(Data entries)

§

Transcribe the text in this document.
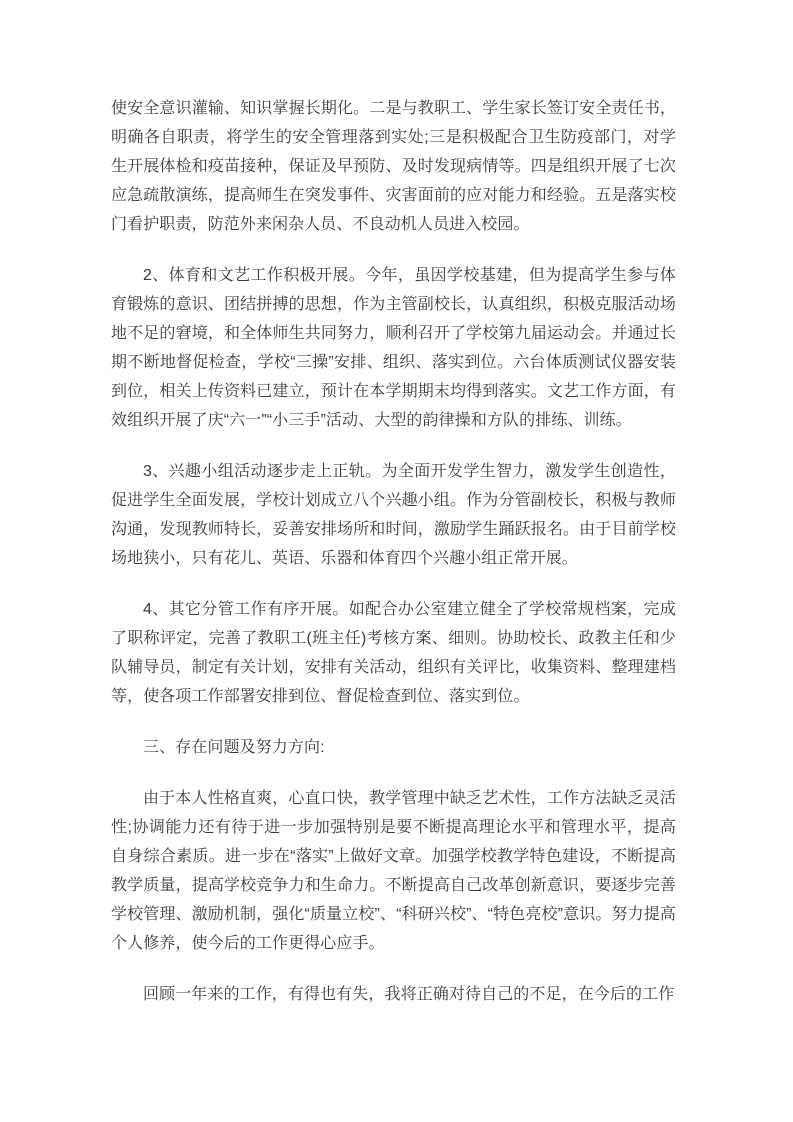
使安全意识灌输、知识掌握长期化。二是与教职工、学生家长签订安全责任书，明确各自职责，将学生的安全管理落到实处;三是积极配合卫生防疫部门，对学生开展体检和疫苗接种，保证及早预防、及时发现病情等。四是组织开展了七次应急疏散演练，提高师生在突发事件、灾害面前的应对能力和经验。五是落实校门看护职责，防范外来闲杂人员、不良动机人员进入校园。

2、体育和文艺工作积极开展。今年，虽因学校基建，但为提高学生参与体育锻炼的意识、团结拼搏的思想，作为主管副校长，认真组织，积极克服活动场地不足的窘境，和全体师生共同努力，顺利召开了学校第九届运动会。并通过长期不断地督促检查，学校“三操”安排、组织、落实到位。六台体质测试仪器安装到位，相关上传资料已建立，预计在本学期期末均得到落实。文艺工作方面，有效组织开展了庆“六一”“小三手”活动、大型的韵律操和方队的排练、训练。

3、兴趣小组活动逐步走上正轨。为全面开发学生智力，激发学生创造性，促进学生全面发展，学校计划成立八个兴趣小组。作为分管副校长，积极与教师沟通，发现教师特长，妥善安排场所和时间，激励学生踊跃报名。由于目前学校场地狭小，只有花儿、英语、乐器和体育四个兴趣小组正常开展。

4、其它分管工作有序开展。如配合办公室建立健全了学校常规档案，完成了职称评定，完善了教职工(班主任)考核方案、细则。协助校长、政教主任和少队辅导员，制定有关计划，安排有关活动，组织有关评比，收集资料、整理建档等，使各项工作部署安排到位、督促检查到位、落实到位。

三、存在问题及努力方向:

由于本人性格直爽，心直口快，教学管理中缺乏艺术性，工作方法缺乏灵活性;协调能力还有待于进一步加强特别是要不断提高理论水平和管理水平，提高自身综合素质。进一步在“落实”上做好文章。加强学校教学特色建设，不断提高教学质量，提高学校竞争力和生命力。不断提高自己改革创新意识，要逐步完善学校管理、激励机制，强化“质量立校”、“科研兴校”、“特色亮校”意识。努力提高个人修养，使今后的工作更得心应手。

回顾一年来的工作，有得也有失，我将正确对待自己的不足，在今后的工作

§

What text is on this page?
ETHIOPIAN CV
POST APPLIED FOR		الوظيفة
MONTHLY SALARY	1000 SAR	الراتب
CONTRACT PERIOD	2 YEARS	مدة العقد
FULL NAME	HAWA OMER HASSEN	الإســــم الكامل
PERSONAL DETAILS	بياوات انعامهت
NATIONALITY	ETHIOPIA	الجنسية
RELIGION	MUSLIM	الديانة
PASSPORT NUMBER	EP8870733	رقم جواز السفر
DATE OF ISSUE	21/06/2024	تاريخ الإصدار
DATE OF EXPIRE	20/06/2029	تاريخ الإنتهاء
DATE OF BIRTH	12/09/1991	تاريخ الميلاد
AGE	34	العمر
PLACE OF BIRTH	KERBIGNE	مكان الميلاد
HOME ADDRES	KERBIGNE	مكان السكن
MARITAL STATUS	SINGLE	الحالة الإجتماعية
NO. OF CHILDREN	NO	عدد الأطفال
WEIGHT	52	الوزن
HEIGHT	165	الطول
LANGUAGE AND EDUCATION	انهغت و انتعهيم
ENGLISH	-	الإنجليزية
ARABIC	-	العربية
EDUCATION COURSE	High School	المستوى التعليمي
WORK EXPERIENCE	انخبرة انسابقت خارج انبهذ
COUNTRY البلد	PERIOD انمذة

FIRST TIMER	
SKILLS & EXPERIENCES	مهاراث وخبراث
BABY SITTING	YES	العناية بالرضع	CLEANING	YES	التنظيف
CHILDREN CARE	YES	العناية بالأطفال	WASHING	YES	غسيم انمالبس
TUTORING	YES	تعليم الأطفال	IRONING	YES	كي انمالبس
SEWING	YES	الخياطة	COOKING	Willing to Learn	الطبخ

§

Tally how many lines in the material above hold the word "KERBIGNE". Write only that number.

ANSWER TO THIS PROBLEM: 2